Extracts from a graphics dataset
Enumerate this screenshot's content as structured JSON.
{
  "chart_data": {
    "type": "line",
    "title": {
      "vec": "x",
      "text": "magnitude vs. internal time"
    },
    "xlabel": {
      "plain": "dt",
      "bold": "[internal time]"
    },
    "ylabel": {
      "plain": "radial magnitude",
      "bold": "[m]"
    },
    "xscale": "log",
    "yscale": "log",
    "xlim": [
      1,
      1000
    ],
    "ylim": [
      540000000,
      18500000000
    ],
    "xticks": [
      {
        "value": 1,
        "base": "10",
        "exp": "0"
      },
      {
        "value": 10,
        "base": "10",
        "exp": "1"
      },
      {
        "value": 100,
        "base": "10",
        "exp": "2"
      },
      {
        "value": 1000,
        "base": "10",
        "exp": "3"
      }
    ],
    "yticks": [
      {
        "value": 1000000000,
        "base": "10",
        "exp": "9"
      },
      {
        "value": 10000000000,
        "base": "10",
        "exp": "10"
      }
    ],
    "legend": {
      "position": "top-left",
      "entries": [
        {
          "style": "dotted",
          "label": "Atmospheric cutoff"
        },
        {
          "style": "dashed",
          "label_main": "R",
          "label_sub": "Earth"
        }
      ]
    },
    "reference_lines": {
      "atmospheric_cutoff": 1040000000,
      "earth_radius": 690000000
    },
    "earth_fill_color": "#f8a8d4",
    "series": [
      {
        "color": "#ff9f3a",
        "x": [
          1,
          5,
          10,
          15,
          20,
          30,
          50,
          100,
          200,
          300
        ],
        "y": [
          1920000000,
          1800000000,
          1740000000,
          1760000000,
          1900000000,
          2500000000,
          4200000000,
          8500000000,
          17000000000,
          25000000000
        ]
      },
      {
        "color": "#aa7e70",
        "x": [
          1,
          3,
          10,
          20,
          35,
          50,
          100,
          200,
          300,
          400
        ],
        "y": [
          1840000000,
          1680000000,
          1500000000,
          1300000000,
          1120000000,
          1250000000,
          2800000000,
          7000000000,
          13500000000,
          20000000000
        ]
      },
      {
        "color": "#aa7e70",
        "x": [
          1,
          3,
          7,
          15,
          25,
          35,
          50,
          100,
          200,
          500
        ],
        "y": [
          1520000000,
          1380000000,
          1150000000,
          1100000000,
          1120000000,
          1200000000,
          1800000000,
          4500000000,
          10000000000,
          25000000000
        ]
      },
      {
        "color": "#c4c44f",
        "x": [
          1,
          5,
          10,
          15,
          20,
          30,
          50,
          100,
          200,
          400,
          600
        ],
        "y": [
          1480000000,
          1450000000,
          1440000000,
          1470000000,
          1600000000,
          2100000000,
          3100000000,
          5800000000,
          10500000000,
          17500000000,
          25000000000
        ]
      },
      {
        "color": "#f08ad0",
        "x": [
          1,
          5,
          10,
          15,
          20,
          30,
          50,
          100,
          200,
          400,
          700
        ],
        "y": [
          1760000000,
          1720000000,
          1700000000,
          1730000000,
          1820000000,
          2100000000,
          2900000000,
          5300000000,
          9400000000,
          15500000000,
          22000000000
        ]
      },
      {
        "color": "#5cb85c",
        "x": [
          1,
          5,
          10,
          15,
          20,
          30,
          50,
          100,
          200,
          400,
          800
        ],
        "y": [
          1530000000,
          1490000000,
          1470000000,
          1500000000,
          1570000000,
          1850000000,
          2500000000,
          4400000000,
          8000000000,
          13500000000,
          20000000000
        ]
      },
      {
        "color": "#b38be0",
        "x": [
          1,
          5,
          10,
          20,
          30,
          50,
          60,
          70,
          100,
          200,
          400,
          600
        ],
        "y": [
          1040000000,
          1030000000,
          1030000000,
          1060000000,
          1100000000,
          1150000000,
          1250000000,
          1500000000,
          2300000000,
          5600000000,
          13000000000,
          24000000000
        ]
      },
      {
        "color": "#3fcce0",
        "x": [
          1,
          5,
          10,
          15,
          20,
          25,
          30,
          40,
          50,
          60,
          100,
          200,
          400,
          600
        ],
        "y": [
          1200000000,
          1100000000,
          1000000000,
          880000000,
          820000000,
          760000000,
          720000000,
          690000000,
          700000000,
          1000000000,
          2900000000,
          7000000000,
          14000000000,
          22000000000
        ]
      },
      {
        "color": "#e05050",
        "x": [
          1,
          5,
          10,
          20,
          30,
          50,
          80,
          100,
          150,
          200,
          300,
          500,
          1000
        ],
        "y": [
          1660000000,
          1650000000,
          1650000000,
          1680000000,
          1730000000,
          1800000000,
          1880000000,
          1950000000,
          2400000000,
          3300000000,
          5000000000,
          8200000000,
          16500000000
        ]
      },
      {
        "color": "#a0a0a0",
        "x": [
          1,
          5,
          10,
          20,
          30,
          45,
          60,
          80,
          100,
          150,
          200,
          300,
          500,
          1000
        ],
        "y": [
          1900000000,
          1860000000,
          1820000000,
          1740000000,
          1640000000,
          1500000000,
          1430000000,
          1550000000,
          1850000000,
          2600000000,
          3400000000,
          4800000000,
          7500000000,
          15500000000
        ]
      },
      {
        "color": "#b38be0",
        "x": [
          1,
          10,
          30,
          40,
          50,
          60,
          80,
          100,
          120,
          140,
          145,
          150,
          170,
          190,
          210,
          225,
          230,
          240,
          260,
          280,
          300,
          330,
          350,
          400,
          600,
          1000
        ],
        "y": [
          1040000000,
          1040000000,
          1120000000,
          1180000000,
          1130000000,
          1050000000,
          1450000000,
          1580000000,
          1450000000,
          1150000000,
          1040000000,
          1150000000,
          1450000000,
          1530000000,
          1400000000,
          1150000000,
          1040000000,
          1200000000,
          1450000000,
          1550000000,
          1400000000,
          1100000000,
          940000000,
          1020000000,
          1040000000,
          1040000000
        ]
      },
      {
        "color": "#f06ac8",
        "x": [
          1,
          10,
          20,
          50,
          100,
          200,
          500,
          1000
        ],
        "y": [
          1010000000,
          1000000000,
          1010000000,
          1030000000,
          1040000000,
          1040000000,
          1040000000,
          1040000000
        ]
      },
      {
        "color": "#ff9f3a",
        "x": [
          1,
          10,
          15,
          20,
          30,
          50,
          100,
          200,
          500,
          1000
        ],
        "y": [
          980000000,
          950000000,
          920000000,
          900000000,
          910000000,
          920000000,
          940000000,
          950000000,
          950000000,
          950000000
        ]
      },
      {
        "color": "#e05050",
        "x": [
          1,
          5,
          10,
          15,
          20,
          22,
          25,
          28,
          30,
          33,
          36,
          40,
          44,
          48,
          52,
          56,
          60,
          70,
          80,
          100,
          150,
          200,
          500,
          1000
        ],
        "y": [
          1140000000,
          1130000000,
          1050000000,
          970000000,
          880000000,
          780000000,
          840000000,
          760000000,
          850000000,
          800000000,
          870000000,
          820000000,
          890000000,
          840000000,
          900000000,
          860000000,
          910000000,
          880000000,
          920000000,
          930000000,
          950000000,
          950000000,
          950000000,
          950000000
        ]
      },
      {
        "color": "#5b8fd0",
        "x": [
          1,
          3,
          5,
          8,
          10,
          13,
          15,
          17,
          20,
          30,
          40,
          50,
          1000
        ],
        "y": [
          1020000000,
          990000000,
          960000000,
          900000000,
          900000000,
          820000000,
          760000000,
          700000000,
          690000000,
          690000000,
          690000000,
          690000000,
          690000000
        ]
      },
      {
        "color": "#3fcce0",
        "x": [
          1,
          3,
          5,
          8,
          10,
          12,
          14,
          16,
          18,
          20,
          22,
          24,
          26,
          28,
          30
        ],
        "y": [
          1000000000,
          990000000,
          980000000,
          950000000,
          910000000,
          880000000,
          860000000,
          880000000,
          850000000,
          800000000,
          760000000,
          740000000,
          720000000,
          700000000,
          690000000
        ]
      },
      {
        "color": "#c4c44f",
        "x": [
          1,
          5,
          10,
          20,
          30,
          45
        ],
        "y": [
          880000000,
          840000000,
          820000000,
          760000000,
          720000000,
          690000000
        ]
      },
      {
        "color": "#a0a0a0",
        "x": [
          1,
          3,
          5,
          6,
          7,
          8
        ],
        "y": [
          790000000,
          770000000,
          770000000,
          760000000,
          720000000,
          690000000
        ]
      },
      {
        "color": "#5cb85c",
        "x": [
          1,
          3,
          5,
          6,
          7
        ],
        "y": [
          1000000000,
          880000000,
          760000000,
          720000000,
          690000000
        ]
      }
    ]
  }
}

WHAT IS REQUIRED - Identify every line above that includes the word "time", and show those lines.

OUTPUT BELOW -
      "text": "magnitude vs. internal time"
      "bold": "[internal time]"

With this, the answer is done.